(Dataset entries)
++++++
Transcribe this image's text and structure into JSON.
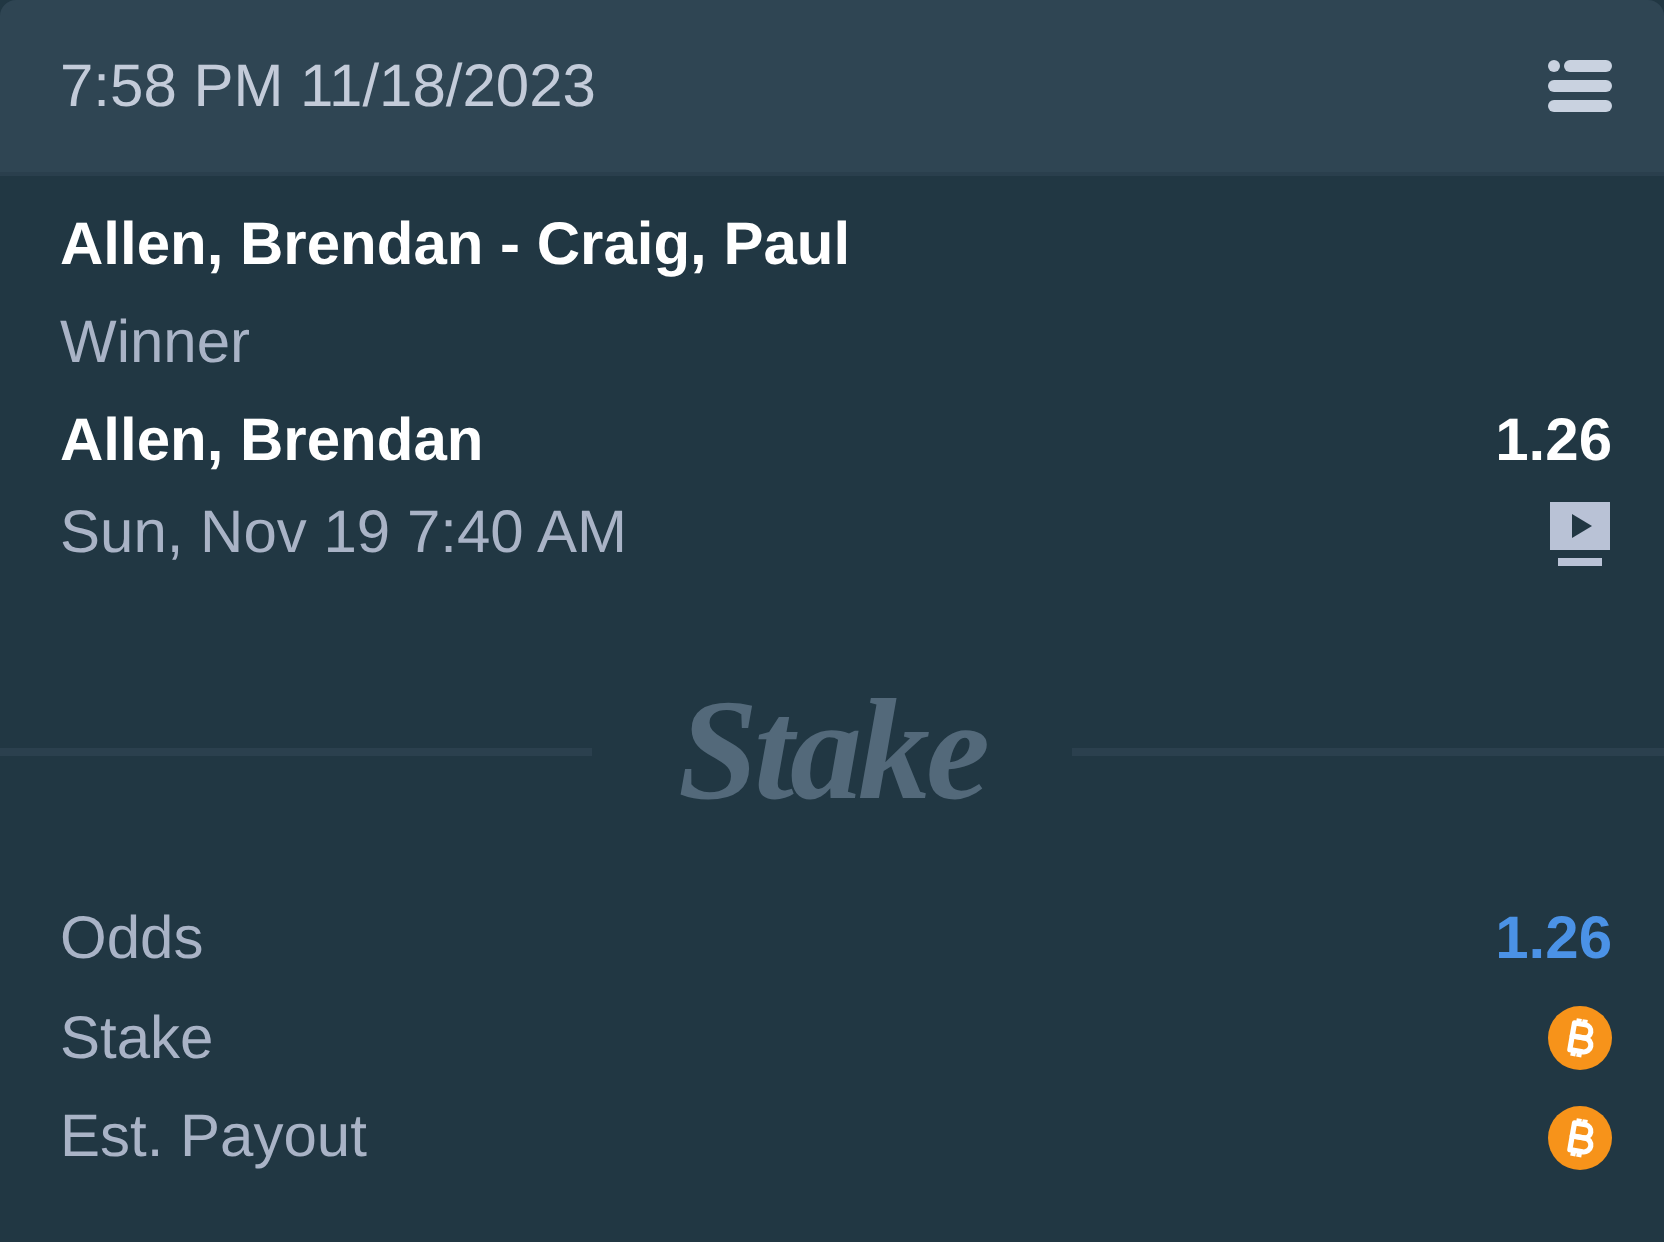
{
  "header": {
    "datetime": "7:58 PM 11/18/2023"
  },
  "bet": {
    "event": "Allen, Brendan - Craig, Paul",
    "market": "Winner",
    "selection": "Allen, Brendan",
    "odds": "1.26",
    "start_time": "Sun, Nov 19 7:40 AM"
  },
  "divider": {
    "logo": "Stake"
  },
  "summary": [
    {
      "label": "Odds",
      "kind": "odds",
      "value": "1.26"
    },
    {
      "label": "Stake",
      "kind": "coin"
    },
    {
      "label": "Est. Payout",
      "kind": "coin"
    }
  ]
}
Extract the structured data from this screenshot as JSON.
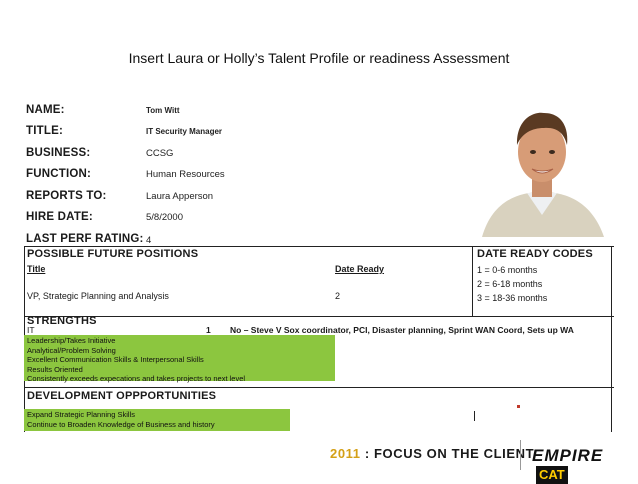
{
  "caption": "Insert Laura or Holly’s Talent Profile or readiness Assessment",
  "profile": {
    "fields": [
      {
        "label": "NAME:",
        "value": "Tom Witt"
      },
      {
        "label": "TITLE:",
        "value": "IT Security Manager"
      },
      {
        "label": "BUSINESS:",
        "value": "CCSG"
      },
      {
        "label": "FUNCTION:",
        "value": "Human Resources"
      },
      {
        "label": "REPORTS TO:",
        "value": "Laura Apperson"
      },
      {
        "label": "HIRE DATE:",
        "value": "5/8/2000"
      },
      {
        "label": "LAST PERF RATING:",
        "value": "4"
      }
    ],
    "positions": {
      "header": "POSSIBLE FUTURE POSITIONS",
      "col_title": "Title",
      "col_date": "Date Ready",
      "rows": [
        {
          "title": "VP, Strategic Planning and Analysis",
          "date_ready": "2"
        }
      ]
    },
    "codes": {
      "header": "DATE READY CODES",
      "items": [
        "1 = 0-6 months",
        "2 = 6-18 months",
        "3 = 18-36 months"
      ]
    },
    "strengths": {
      "header": "STRENGTHS",
      "row_label": "IT",
      "row_num": "1",
      "row_text": "No – Steve V Sox coordinator, PCI, Disaster planning, Sprint WAN Coord, Sets up WA",
      "items": [
        "Leadership/Takes Initiative",
        "Analytical/Problem Solving",
        "Excellent Communication Skills & Interpersonal Skills",
        "Results Oriented",
        "Consistently exceeds expecations and takes projects to next level"
      ]
    },
    "development": {
      "header": "DEVELOPMENT OPPPORTUNITIES",
      "items": [
        "Expand Strategic Planning Skills",
        "Continue to Broaden Knowledge of Business and history"
      ]
    }
  },
  "footer": {
    "year": "2011",
    "slogan": " : FOCUS ON THE CLIENT",
    "brand": "EMPIRE",
    "brand_badge": "CAT"
  }
}
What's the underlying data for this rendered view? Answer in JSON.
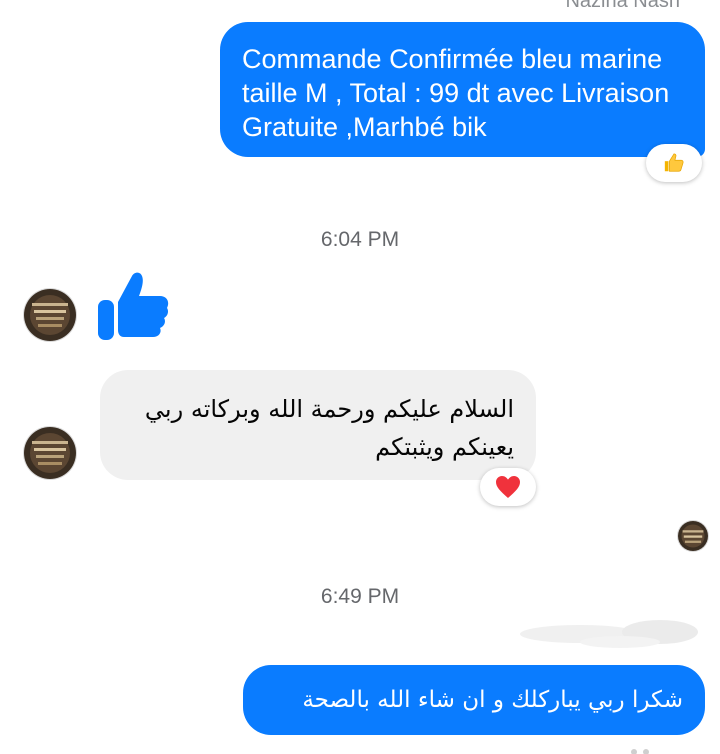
{
  "conversation": {
    "sender_name": "Nazina Nash",
    "messages": [
      {
        "direction": "outgoing",
        "text": "Commande Confirmée bleu marine taille M , Total : 99 dt avec Livraison Gratuite ,Marhbé bik",
        "reaction_icon": "thumbs-up-emoji"
      },
      {
        "timestamp": "6:04 PM"
      },
      {
        "direction": "incoming",
        "type": "sticker",
        "icon": "thumbs-up-sticker"
      },
      {
        "direction": "incoming",
        "text": "السلام عليكم ورحمة الله وبركاته  ربي يعينكم ويثبتكم",
        "reaction_icon": "red-heart-emoji"
      },
      {
        "timestamp": "6:49 PM"
      },
      {
        "direction": "outgoing",
        "text": "شكرا ربي يباركلك و ان شاء الله بالصحة"
      }
    ]
  },
  "colors": {
    "outgoing_bubble": "#0a7cff",
    "incoming_bubble": "#f0f0f0",
    "timestamp_text": "#65676b"
  }
}
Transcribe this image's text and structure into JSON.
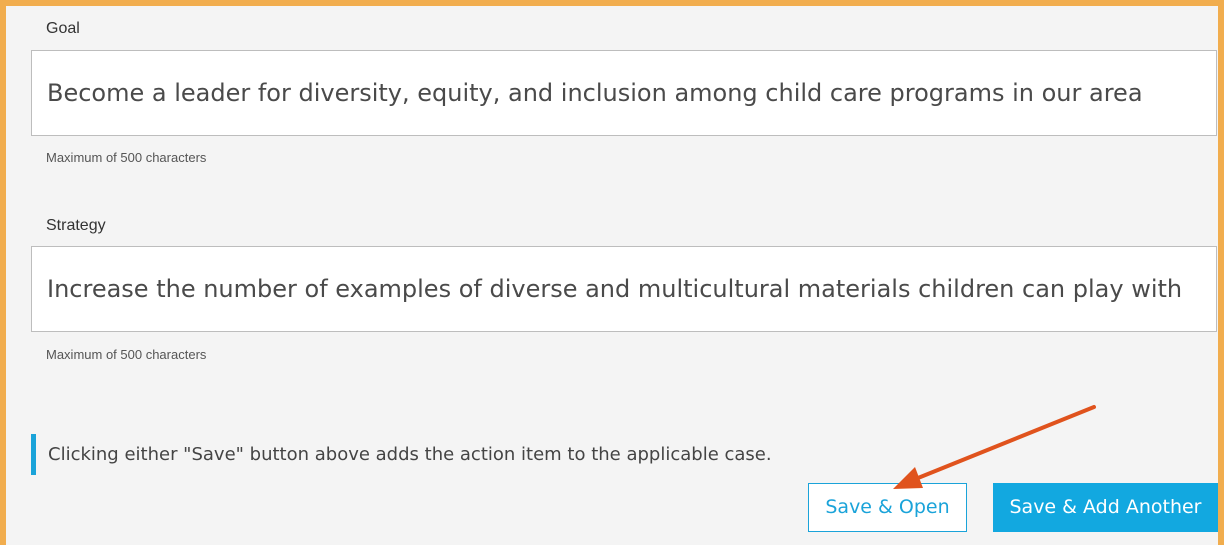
{
  "goal": {
    "label": "Goal",
    "value": "Become a leader for diversity, equity, and inclusion among child care programs in our area",
    "hint": "Maximum of 500 characters"
  },
  "strategy": {
    "label": "Strategy",
    "value": "Increase the number of examples of diverse and multicultural materials children can play with",
    "hint": "Maximum of 500 characters"
  },
  "notice": {
    "text": "Clicking either \"Save\" button above adds the action item to the applicable case."
  },
  "buttons": {
    "save_open": "Save & Open",
    "save_add_another": "Save & Add Another"
  },
  "colors": {
    "frame_border": "#f1ad4e",
    "accent": "#1aa3d9",
    "annotation_arrow": "#e0531d"
  },
  "icons": {
    "annotation": "arrow-pointer-icon"
  }
}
++++++
Task requirements:
Look for "Strategic" and pull out every line that has it.

Response:
          "title": "VP, Strategic Planning and Analysis",
        "Expand Strategic Planning Skills",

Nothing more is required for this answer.